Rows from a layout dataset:

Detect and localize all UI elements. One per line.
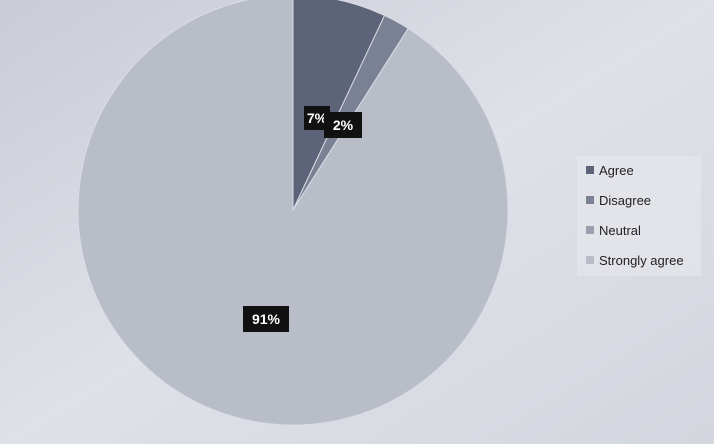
data-label-background [324, 112, 362, 138]
legend-swatch [586, 256, 594, 264]
legend-item-neutral: Neutral [586, 223, 641, 238]
legend-label: Agree [599, 163, 634, 178]
legend-label: Neutral [599, 223, 641, 238]
pie-slices [77, 0, 509, 426]
data-label-background [243, 306, 289, 332]
pie-slice-strongly-agree [77, 0, 509, 426]
legend-item-agree: Agree [586, 163, 634, 178]
legend-box [577, 156, 701, 276]
data-labels: 7% 2% 91% [243, 106, 362, 332]
data-label-disagree: 2% [324, 112, 362, 138]
legend: Agree Disagree Neutral Strongly agree [577, 156, 701, 276]
legend-item-disagree: Disagree [586, 193, 651, 208]
data-label-text: 91% [252, 311, 281, 327]
data-label-text: 7% [307, 110, 328, 126]
legend-item-strongly-agree: Strongly agree [586, 253, 684, 268]
legend-label: Strongly agree [599, 253, 684, 268]
legend-label: Disagree [599, 193, 651, 208]
legend-swatch [586, 166, 594, 174]
data-label-strongly-agree: 91% [243, 306, 289, 332]
legend-swatch [586, 226, 594, 234]
legend-swatch [586, 196, 594, 204]
data-label-text: 2% [333, 117, 354, 133]
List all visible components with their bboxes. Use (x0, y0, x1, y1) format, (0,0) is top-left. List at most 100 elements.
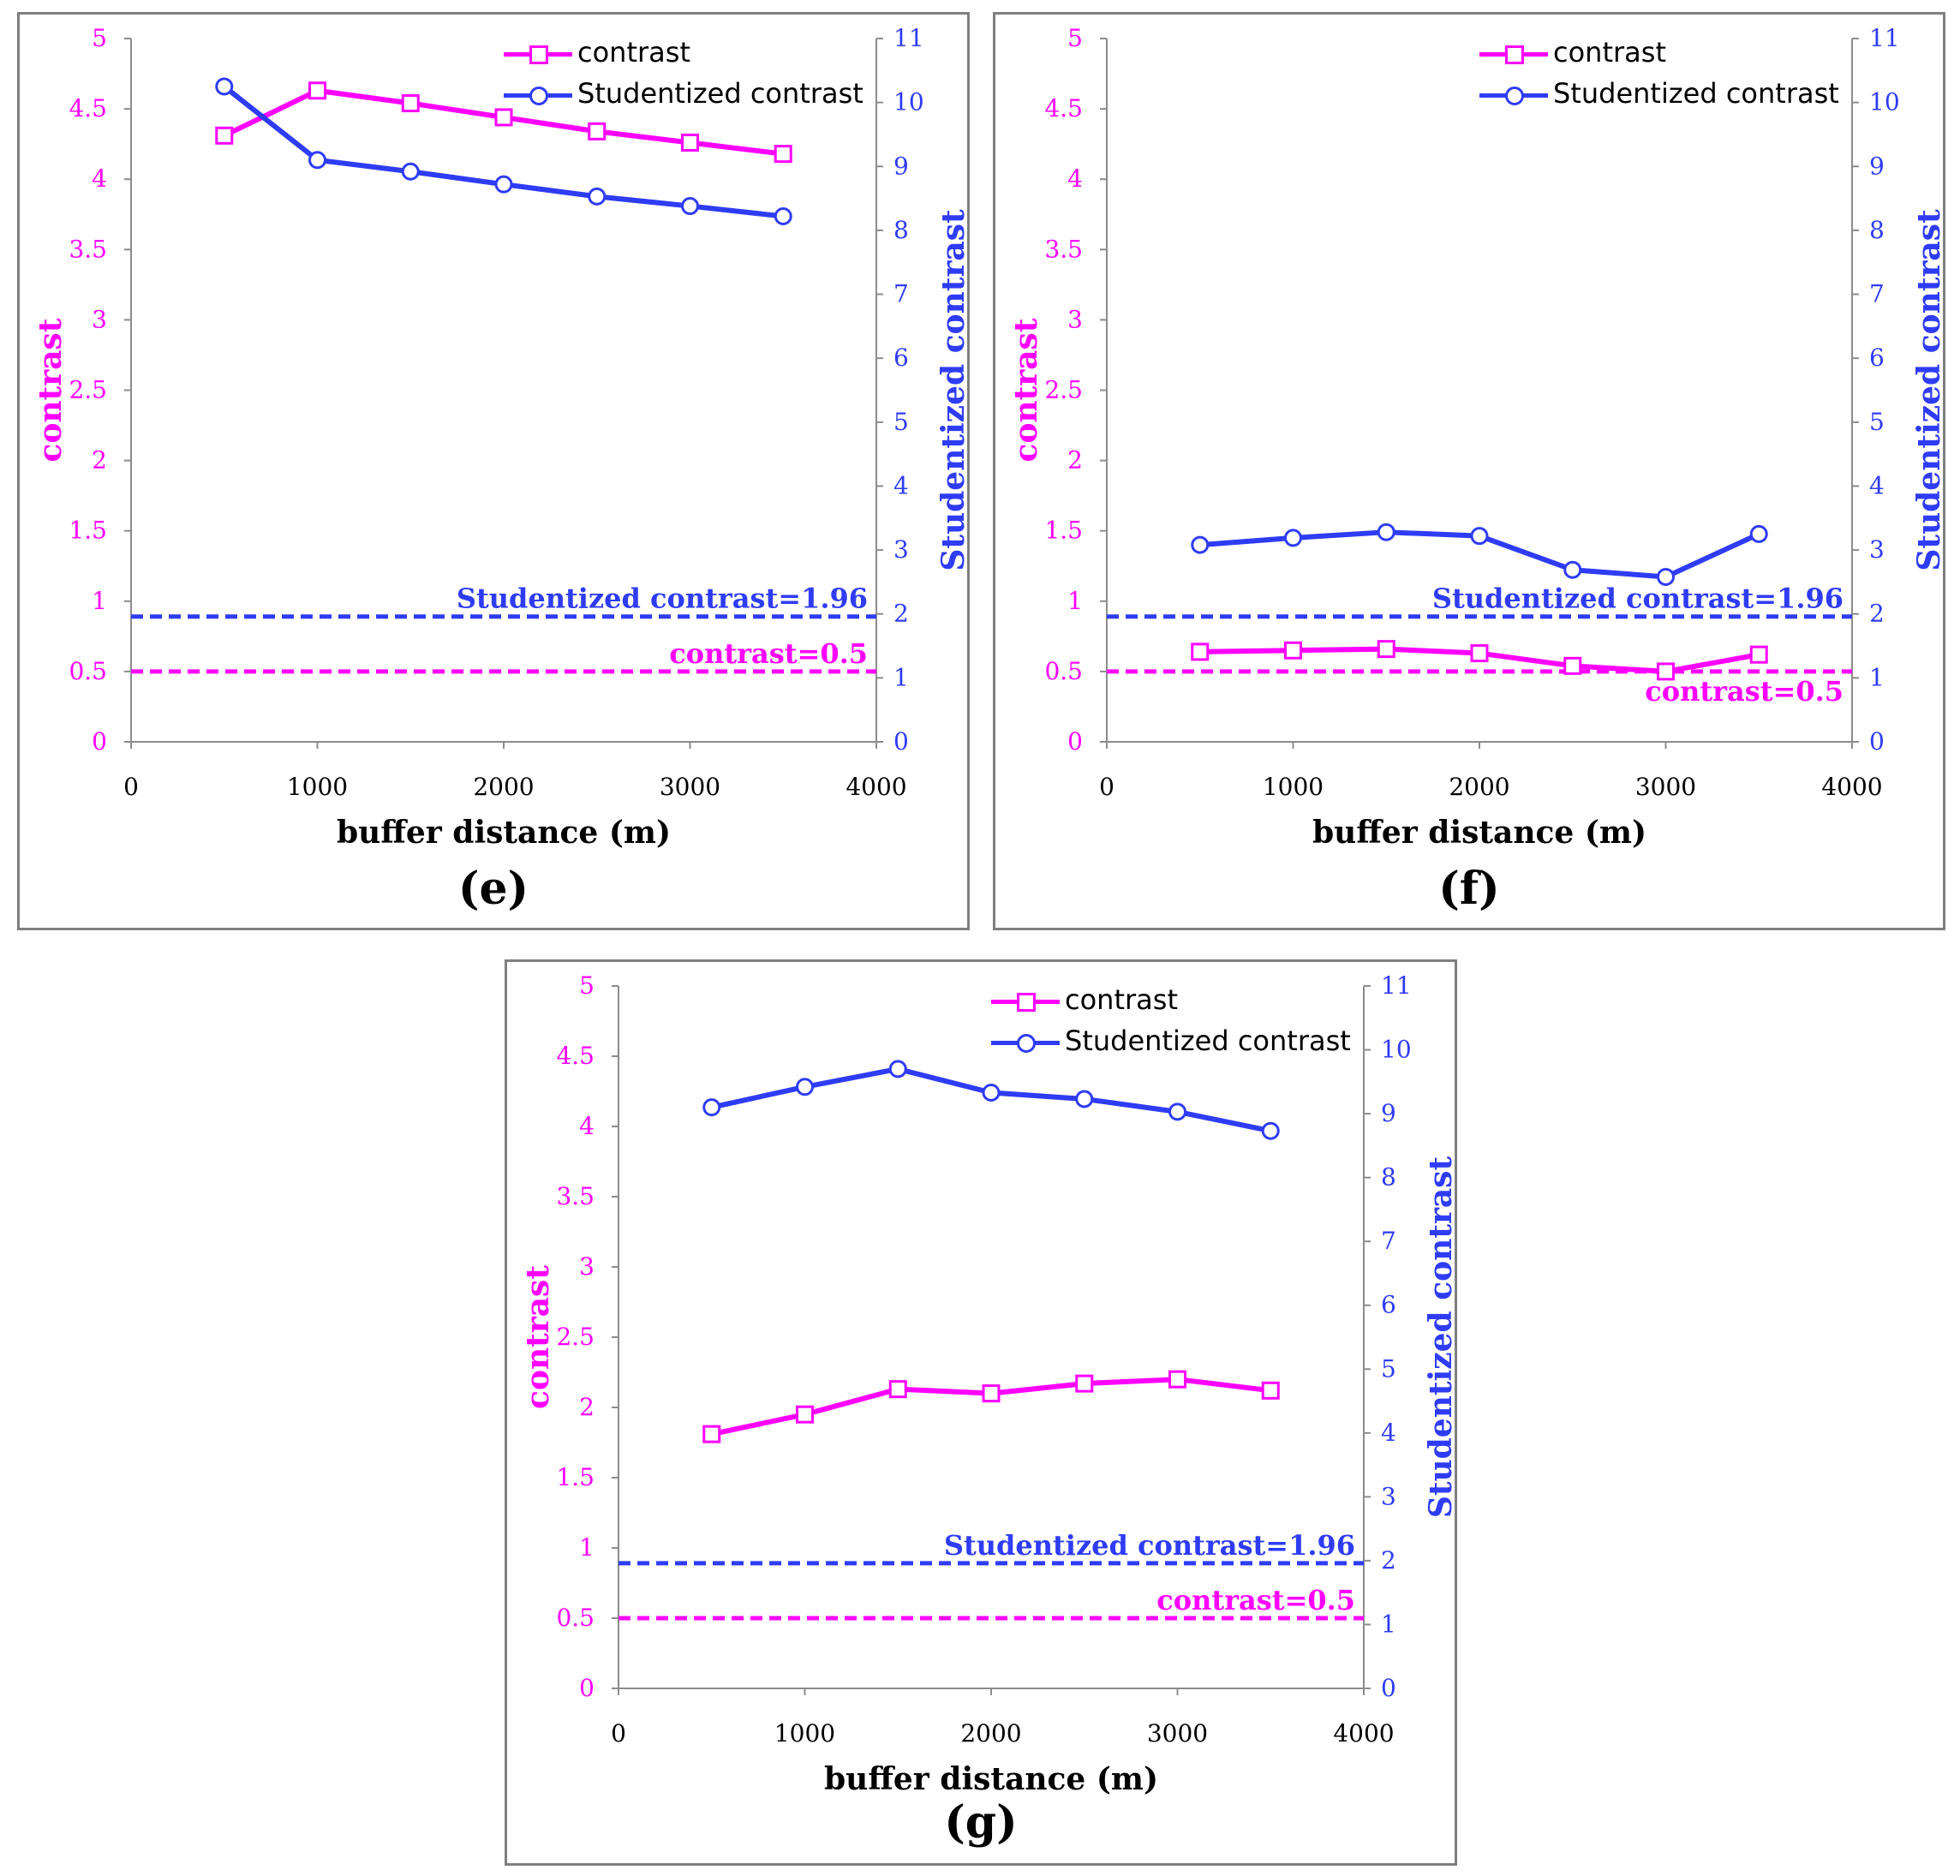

Exercise task:
Give every line of the records above as a Markdown table with the columns "No." and "Text", numbering the rows and leaving out blank lines and the pictures.

Worked answer:
| No. | Text |
|---|---|
| 1 | Detect and localize all UI elements. One per line. |
| 2 | data-label-background [324, 112, 362, 138] |
| 3 | legend-swatch [586, 256, 594, 264] |
| 4 | legend-item-neutral: Neutral [586, 223, 641, 238] |
| 5 | legend-label: Agree [599, 163, 634, 178] |
| 6 | legend-label: Neutral [599, 223, 641, 238] |
| 7 | pie-slices [77, 0, 509, 426] |
| 8 | data-label-background [243, 306, 289, 332] |
| 9 | pie-slice-strongly-agree [77, 0, 509, 426] |
| 10 | legend-item-agree: Agree [586, 163, 634, 178] |
| 11 | legend-box [577, 156, 701, 276] |
| 12 | data-labels: 7% 2% 91% [243, 106, 362, 332] |
| 13 | data-label-disagree: 2% [324, 112, 362, 138] |
| 14 | legend: Agree Disagree Neutral Strongly agree [577, 156, 701, 276] |
| 15 | legend-item-disagree: Disagree [586, 193, 651, 208] |
| 16 | data-label-text: 91% [252, 311, 281, 327] |
| 17 | data-label-text: 7% [307, 110, 328, 126] |
| 18 | legend-item-strongly-agree: Strongly agree [586, 253, 684, 268] |
| 19 | legend-label: Strongly agree [599, 253, 684, 268] |
| 20 | legend-label: Disagree [599, 193, 651, 208] |
| 21 | legend-swatch [586, 166, 594, 174] |
| 22 | data-label-strongly-agree: 91% [243, 306, 289, 332] |
| 23 | legend-swatch [586, 226, 594, 234] |
| 24 | legend-swatch [586, 196, 594, 204] |
| 25 | data-label-text: 2% [333, 117, 354, 133] |
| 26 | List all visible components with their bboxes. Use (x0, y0, x1, y1) format, (0,0) is top-left. List at most 100 elements. |